» **WORK INSTRUCTIONS**
Here are some records; quote them exactly, leaving out the pictures.

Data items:
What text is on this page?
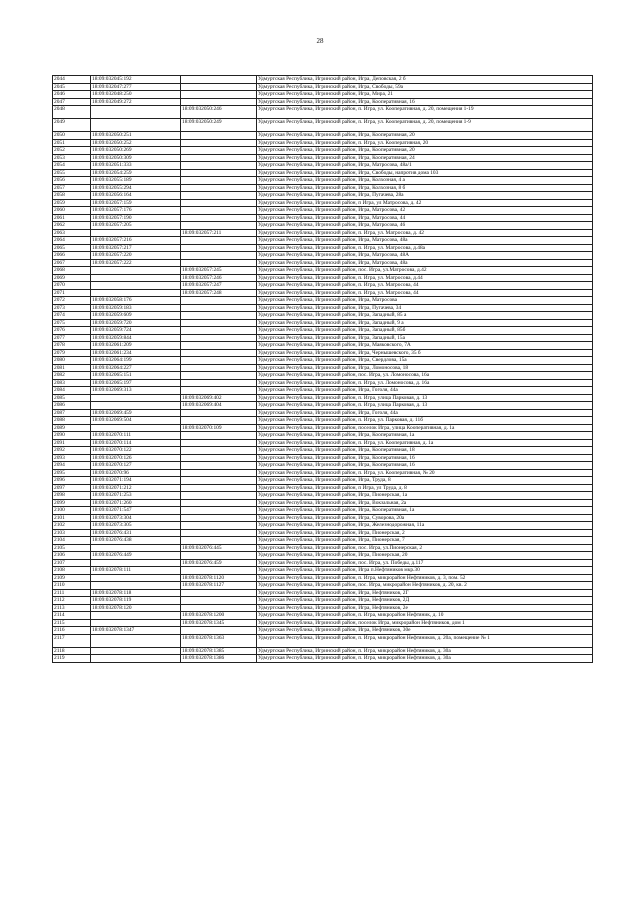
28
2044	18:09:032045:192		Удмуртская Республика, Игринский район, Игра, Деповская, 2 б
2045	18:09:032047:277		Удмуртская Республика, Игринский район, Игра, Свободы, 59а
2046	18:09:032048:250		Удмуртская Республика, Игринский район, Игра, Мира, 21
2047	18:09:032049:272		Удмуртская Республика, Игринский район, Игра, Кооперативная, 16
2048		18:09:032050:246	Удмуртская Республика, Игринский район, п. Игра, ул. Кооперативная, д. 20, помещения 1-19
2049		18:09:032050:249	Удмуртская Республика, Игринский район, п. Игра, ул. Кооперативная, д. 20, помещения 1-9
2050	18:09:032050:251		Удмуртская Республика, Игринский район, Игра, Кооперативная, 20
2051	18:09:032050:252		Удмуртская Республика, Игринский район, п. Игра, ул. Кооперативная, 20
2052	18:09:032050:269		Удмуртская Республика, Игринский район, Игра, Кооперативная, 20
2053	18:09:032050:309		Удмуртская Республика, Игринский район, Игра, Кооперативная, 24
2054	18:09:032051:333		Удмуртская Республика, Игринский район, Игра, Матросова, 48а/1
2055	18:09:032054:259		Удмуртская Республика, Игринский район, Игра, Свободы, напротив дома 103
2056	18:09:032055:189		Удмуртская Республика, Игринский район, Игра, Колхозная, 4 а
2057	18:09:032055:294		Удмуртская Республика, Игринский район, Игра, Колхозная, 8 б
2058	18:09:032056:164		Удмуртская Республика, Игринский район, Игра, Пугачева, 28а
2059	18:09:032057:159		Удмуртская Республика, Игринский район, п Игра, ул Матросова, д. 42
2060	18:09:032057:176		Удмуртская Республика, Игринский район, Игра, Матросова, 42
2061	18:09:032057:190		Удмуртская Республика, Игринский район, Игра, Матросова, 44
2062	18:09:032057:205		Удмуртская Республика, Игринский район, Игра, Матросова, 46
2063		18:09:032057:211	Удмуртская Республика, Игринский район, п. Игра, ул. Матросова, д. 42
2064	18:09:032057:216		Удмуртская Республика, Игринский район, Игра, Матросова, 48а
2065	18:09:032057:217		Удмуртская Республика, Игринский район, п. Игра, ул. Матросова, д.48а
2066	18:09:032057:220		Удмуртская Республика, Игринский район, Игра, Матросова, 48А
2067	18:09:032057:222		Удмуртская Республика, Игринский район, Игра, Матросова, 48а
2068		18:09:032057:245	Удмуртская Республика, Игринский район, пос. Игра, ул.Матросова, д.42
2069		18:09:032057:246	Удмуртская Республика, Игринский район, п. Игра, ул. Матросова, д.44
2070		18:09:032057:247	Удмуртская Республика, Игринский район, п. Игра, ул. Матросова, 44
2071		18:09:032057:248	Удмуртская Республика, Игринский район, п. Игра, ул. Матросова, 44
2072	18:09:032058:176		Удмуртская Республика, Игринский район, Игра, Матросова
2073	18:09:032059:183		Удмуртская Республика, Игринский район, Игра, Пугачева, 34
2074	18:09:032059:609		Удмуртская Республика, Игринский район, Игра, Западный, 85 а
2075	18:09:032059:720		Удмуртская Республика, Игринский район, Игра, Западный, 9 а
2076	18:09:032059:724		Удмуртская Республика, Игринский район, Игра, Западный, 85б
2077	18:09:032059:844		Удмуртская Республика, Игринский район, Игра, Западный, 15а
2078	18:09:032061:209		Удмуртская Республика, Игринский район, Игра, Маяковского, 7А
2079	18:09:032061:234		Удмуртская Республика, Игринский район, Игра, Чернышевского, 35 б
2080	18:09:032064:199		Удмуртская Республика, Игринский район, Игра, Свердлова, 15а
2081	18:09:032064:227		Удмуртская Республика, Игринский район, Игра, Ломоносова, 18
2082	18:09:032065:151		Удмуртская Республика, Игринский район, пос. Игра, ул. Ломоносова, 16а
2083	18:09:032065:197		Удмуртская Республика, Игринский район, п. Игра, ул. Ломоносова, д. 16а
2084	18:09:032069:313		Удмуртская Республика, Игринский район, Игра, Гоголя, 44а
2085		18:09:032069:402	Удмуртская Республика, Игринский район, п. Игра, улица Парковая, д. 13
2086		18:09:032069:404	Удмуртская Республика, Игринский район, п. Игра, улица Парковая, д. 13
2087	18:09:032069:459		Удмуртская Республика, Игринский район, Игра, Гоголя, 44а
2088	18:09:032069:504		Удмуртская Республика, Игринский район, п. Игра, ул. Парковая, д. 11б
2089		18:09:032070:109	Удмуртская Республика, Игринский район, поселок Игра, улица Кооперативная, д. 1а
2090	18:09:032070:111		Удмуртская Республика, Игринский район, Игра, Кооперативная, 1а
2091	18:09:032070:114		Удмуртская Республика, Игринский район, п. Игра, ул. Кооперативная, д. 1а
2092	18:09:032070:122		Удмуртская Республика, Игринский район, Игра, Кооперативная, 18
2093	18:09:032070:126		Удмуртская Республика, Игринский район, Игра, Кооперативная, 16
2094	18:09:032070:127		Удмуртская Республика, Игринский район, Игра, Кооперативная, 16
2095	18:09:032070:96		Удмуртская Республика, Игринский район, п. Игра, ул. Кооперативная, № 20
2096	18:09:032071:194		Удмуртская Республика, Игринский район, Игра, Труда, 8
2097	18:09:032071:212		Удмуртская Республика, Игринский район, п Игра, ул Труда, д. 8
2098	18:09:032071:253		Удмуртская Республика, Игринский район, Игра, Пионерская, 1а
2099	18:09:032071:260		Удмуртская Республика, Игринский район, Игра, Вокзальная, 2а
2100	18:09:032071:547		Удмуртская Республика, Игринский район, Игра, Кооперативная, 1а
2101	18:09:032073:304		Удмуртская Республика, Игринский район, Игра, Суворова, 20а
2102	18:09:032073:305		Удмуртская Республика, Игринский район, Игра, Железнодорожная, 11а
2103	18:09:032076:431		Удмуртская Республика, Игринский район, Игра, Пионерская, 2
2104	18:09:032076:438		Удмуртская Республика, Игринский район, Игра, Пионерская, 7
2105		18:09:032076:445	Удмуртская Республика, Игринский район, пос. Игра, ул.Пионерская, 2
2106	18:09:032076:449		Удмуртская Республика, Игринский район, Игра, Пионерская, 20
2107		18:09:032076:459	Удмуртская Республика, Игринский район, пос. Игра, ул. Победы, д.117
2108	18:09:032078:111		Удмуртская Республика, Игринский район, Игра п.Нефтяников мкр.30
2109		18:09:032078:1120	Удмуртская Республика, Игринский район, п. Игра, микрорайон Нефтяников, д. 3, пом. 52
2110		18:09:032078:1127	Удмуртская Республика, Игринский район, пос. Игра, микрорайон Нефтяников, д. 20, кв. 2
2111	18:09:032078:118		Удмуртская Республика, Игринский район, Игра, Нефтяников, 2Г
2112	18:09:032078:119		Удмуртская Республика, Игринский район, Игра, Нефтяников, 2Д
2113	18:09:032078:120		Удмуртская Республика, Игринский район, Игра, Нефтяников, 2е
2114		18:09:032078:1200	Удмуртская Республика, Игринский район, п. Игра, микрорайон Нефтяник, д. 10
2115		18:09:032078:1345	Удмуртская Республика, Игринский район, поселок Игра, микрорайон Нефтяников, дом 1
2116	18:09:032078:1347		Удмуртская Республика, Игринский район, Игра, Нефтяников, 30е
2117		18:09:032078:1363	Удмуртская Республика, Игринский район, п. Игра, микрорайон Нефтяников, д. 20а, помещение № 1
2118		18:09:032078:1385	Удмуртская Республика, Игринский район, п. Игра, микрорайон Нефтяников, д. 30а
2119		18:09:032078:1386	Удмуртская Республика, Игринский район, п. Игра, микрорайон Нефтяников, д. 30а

» **TASK ANSWER**
What text is on this page?
28
2044	18:09:032045:192		Удмуртская Республика, Игринский район, Игра, Деповская, 2 б
2045	18:09:032047:277		Удмуртская Республика, Игринский район, Игра, Свободы, 59а
2046	18:09:032048:250		Удмуртская Республика, Игринский район, Игра, Мира, 21
2047	18:09:032049:272		Удмуртская Республика, Игринский район, Игра, Кооперативная, 16
2048		18:09:032050:246	Удмуртская Республика, Игринский район, п. Игра, ул. Кооперативная, д. 20, помещения 1-19
2049		18:09:032050:249	Удмуртская Республика, Игринский район, п. Игра, ул. Кооперативная, д. 20, помещения 1-9
2050	18:09:032050:251		Удмуртская Республика, Игринский район, Игра, Кооперативная, 20
2051	18:09:032050:252		Удмуртская Республика, Игринский район, п. Игра, ул. Кооперативная, 20
2052	18:09:032050:269		Удмуртская Республика, Игринский район, Игра, Кооперативная, 20
2053	18:09:032050:309		Удмуртская Республика, Игринский район, Игра, Кооперативная, 24
2054	18:09:032051:333		Удмуртская Республика, Игринский район, Игра, Матросова, 48а/1
2055	18:09:032054:259		Удмуртская Республика, Игринский район, Игра, Свободы, напротив дома 103
2056	18:09:032055:189		Удмуртская Республика, Игринский район, Игра, Колхозная, 4 а
2057	18:09:032055:294		Удмуртская Республика, Игринский район, Игра, Колхозная, 8 б
2058	18:09:032056:164		Удмуртская Республика, Игринский район, Игра, Пугачева, 28а
2059	18:09:032057:159		Удмуртская Республика, Игринский район, п Игра, ул Матросова, д. 42
2060	18:09:032057:176		Удмуртская Республика, Игринский район, Игра, Матросова, 42
2061	18:09:032057:190		Удмуртская Республика, Игринский район, Игра, Матросова, 44
2062	18:09:032057:205		Удмуртская Республика, Игринский район, Игра, Матросова, 46
2063		18:09:032057:211	Удмуртская Республика, Игринский район, п. Игра, ул. Матросова, д. 42
2064	18:09:032057:216		Удмуртская Республика, Игринский район, Игра, Матросова, 48а
2065	18:09:032057:217		Удмуртская Республика, Игринский район, п. Игра, ул. Матросова, д.48а
2066	18:09:032057:220		Удмуртская Республика, Игринский район, Игра, Матросова, 48А
2067	18:09:032057:222		Удмуртская Республика, Игринский район, Игра, Матросова, 48а
2068		18:09:032057:245	Удмуртская Республика, Игринский район, пос. Игра, ул.Матросова, д.42
2069		18:09:032057:246	Удмуртская Республика, Игринский район, п. Игра, ул. Матросова, д.44
2070		18:09:032057:247	Удмуртская Республика, Игринский район, п. Игра, ул. Матросова, 44
2071		18:09:032057:248	Удмуртская Республика, Игринский район, п. Игра, ул. Матросова, 44
2072	18:09:032058:176		Удмуртская Республика, Игринский район, Игра, Матросова
2073	18:09:032059:183		Удмуртская Республика, Игринский район, Игра, Пугачева, 34
2074	18:09:032059:609		Удмуртская Республика, Игринский район, Игра, Западный, 85 а
2075	18:09:032059:720		Удмуртская Республика, Игринский район, Игра, Западный, 9 а
2076	18:09:032059:724		Удмуртская Республика, Игринский район, Игра, Западный, 85б
2077	18:09:032059:844		Удмуртская Республика, Игринский район, Игра, Западный, 15а
2078	18:09:032061:209		Удмуртская Республика, Игринский район, Игра, Маяковского, 7А
2079	18:09:032061:234		Удмуртская Республика, Игринский район, Игра, Чернышевского, 35 б
2080	18:09:032064:199		Удмуртская Республика, Игринский район, Игра, Свердлова, 15а
2081	18:09:032064:227		Удмуртская Республика, Игринский район, Игра, Ломоносова, 18
2082	18:09:032065:151		Удмуртская Республика, Игринский район, пос. Игра, ул. Ломоносова, 16а
2083	18:09:032065:197		Удмуртская Республика, Игринский район, п. Игра, ул. Ломоносова, д. 16а
2084	18:09:032069:313		Удмуртская Республика, Игринский район, Игра, Гоголя, 44а
2085		18:09:032069:402	Удмуртская Республика, Игринский район, п. Игра, улица Парковая, д. 13
2086		18:09:032069:404	Удмуртская Республика, Игринский район, п. Игра, улица Парковая, д. 13
2087	18:09:032069:459		Удмуртская Республика, Игринский район, Игра, Гоголя, 44а
2088	18:09:032069:504		Удмуртская Республика, Игринский район, п. Игра, ул. Парковая, д. 11б
2089		18:09:032070:109	Удмуртская Республика, Игринский район, поселок Игра, улица Кооперативная, д. 1а
2090	18:09:032070:111		Удмуртская Республика, Игринский район, Игра, Кооперативная, 1а
2091	18:09:032070:114		Удмуртская Республика, Игринский район, п. Игра, ул. Кооперативная, д. 1а
2092	18:09:032070:122		Удмуртская Республика, Игринский район, Игра, Кооперативная, 18
2093	18:09:032070:126		Удмуртская Республика, Игринский район, Игра, Кооперативная, 16
2094	18:09:032070:127		Удмуртская Республика, Игринский район, Игра, Кооперативная, 16
2095	18:09:032070:96		Удмуртская Республика, Игринский район, п. Игра, ул. Кооперативная, № 20
2096	18:09:032071:194		Удмуртская Республика, Игринский район, Игра, Труда, 8
2097	18:09:032071:212		Удмуртская Республика, Игринский район, п Игра, ул Труда, д. 8
2098	18:09:032071:253		Удмуртская Республика, Игринский район, Игра, Пионерская, 1а
2099	18:09:032071:260		Удмуртская Республика, Игринский район, Игра, Вокзальная, 2а
2100	18:09:032071:547		Удмуртская Республика, Игринский район, Игра, Кооперативная, 1а
2101	18:09:032073:304		Удмуртская Республика, Игринский район, Игра, Суворова, 20а
2102	18:09:032073:305		Удмуртская Республика, Игринский район, Игра, Железнодорожная, 11а
2103	18:09:032076:431		Удмуртская Республика, Игринский район, Игра, Пионерская, 2
2104	18:09:032076:438		Удмуртская Республика, Игринский район, Игра, Пионерская, 7
2105		18:09:032076:445	Удмуртская Республика, Игринский район, пос. Игра, ул.Пионерская, 2
2106	18:09:032076:449		Удмуртская Республика, Игринский район, Игра, Пионерская, 20
2107		18:09:032076:459	Удмуртская Республика, Игринский район, пос. Игра, ул. Победы, д.117
2108	18:09:032078:111		Удмуртская Республика, Игринский район, Игра п.Нефтяников мкр.30
2109		18:09:032078:1120	Удмуртская Республика, Игринский район, п. Игра, микрорайон Нефтяников, д. 3, пом. 52
2110		18:09:032078:1127	Удмуртская Республика, Игринский район, пос. Игра, микрорайон Нефтяников, д. 20, кв. 2
2111	18:09:032078:118		Удмуртская Республика, Игринский район, Игра, Нефтяников, 2Г
2112	18:09:032078:119		Удмуртская Республика, Игринский район, Игра, Нефтяников, 2Д
2113	18:09:032078:120		Удмуртская Республика, Игринский район, Игра, Нефтяников, 2е
2114		18:09:032078:1200	Удмуртская Республика, Игринский район, п. Игра, микрорайон Нефтяник, д. 10
2115		18:09:032078:1345	Удмуртская Республика, Игринский район, поселок Игра, микрорайон Нефтяников, дом 1
2116	18:09:032078:1347		Удмуртская Республика, Игринский район, Игра, Нефтяников, 30е
2117		18:09:032078:1363	Удмуртская Республика, Игринский район, п. Игра, микрорайон Нефтяников, д. 20а, помещение № 1
2118		18:09:032078:1385	Удмуртская Республика, Игринский район, п. Игра, микрорайон Нефтяников, д. 30а
2119		18:09:032078:1386	Удмуртская Республика, Игринский район, п. Игра, микрорайон Нефтяников, д. 30а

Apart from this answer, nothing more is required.